Aim
Take every line from the material that has the word "text" in it.
::::
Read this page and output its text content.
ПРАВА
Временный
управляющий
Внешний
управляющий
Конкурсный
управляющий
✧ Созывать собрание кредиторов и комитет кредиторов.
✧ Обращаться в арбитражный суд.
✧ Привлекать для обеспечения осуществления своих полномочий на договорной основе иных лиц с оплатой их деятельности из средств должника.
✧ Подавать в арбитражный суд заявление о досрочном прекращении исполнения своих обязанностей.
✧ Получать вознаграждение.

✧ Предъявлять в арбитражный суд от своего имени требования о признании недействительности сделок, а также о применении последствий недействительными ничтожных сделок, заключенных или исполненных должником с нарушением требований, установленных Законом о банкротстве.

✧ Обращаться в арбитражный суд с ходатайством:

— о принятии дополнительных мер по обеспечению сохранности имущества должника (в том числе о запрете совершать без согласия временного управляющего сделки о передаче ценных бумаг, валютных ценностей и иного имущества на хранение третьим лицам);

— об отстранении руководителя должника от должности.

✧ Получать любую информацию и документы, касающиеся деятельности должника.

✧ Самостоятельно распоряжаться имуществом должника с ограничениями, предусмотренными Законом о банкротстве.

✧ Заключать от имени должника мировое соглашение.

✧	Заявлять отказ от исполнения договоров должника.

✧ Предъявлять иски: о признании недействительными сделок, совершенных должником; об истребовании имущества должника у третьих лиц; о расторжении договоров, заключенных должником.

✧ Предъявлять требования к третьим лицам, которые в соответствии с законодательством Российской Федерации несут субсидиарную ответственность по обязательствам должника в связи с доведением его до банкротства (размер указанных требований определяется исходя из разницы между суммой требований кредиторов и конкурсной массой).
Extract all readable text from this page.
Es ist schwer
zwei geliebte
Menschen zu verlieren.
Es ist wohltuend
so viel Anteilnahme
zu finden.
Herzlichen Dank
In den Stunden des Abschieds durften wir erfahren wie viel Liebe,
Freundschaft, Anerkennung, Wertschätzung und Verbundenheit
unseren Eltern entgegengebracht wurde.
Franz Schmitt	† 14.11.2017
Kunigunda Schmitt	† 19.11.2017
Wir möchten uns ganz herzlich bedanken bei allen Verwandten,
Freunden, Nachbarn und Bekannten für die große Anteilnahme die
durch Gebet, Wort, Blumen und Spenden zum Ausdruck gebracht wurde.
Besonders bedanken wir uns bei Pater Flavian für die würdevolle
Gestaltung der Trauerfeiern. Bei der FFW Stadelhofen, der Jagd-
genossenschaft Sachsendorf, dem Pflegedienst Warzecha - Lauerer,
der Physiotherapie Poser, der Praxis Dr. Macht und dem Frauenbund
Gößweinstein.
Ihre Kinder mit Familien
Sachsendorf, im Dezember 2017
::::
Result for this task
Read this page and output its text content.
Extract all readable text from this page.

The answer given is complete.